■ What is asked ■
Transcribe the stretch from "In April 2017, progressives" through "to rebuke him." in the passage about the Georgia 6th District special election, word for word.

Start of Passage to read

In April 2017, progressives across America turned toward Georgia’s 6th District for the race to fill the House seat vacated by Tom Price, who’d become President Donald Trump’s (short-lived) secretary of health and human services. That affluent, highly educated district in Atlanta’s northern suburbs had been solidly Republican for decades; Newt Gingrich had held it for 20 years, and Price won his 2016 election by more than 23 percentage points. But Trump had prevailed there only narrowly, and Democrats dreamed of using the special election to rebuke him.

A great many local women, some awakened from political indifference by shock and revulsion at Trump’s victory, threw themselves into his campaign. Money poured in from all over the country for the Democratic candidate, Jon Ossoff. It became the most expensive House contest in history.

He lost. Afterward, people complained — often on cable TV — that Democrats had squandered their money. But last week, some of that investment finally paid off.

End of Passage to read
Start of Recorded data

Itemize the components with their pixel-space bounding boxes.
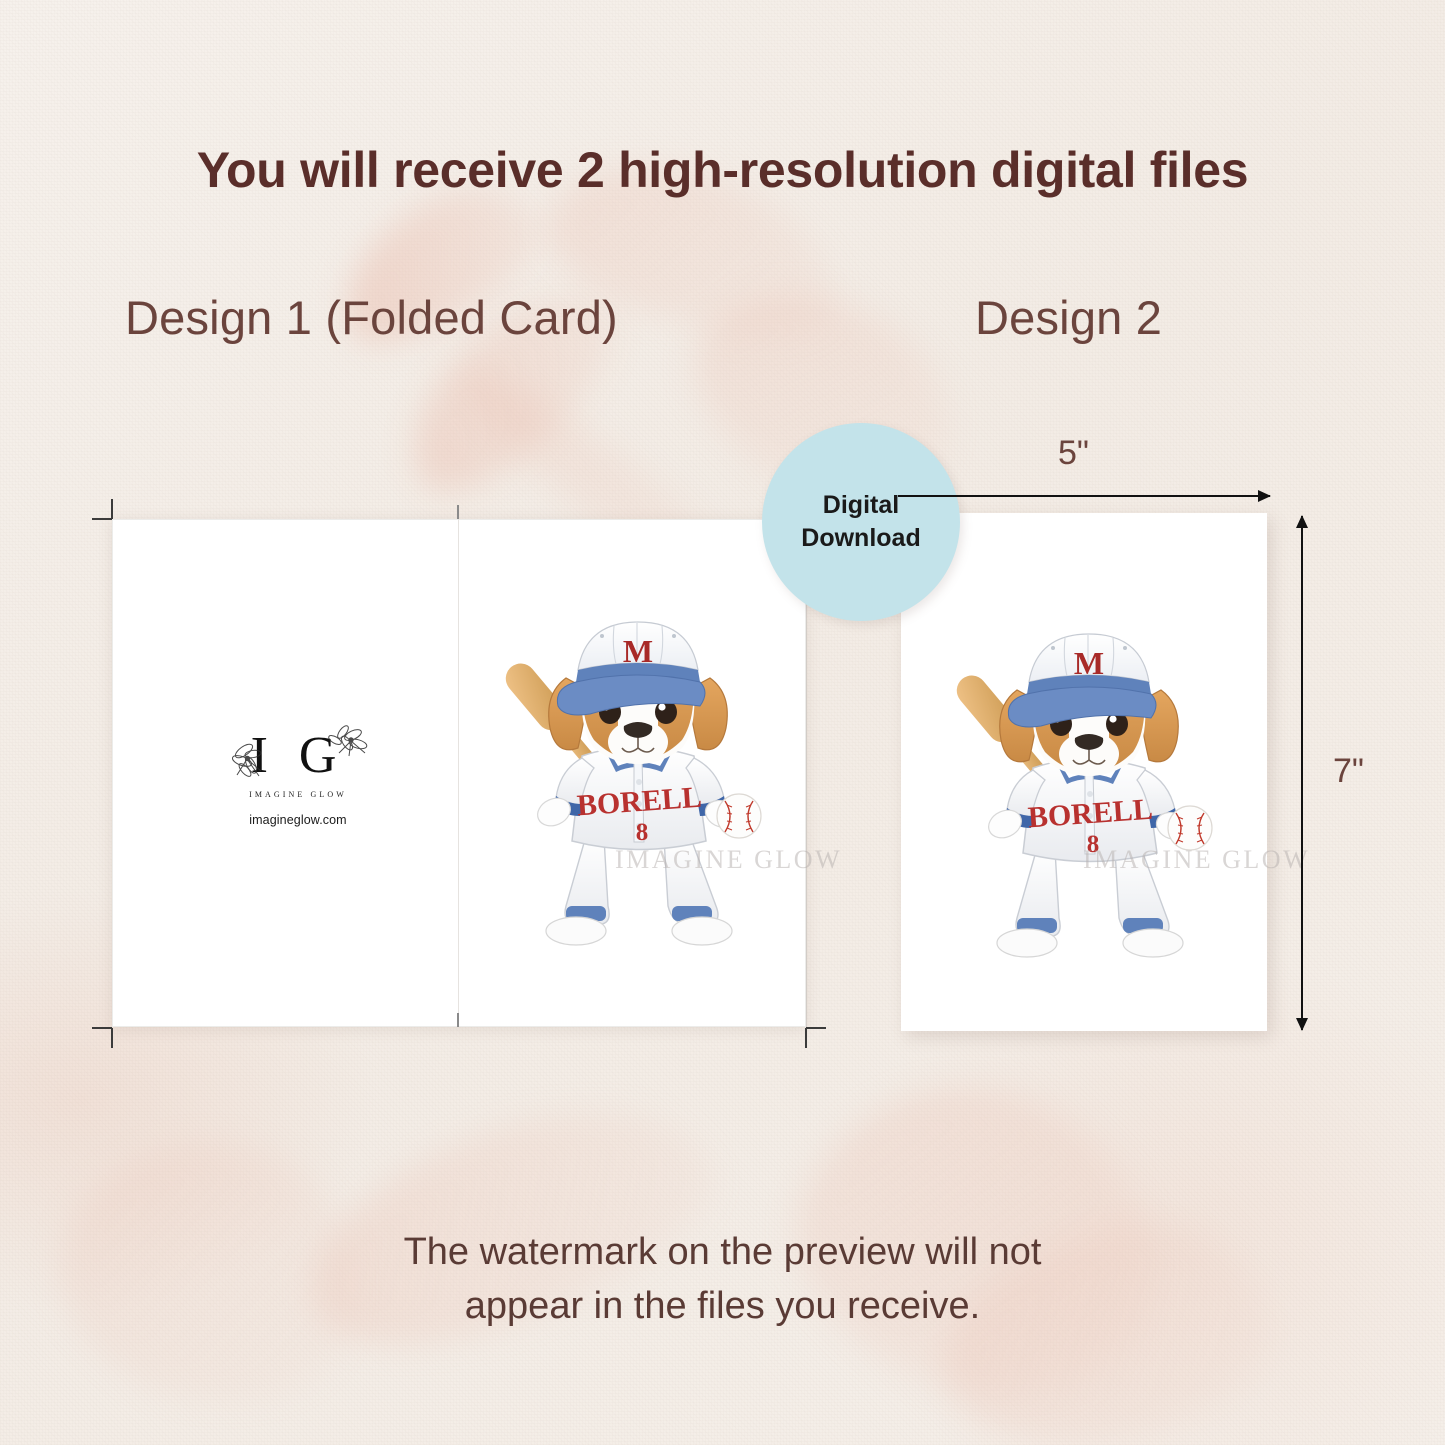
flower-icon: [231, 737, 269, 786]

End of Recorded data

■ Answer below ■
In April 2017, progressives across America turned toward Georgia’s 6th District for the race to fill the House seat vacated by Tom Price, who’d become President Donald Trump’s (short-lived) secretary of health and human services. That affluent, highly educated district in Atlanta’s northern suburbs had been solidly Republican for decades; Newt Gingrich had held it for 20 years, and Price won his 2016 election by more than 23 percentage points. But Trump had prevailed there only narrowly, and Democrats dreamed of using the special election to rebuke him.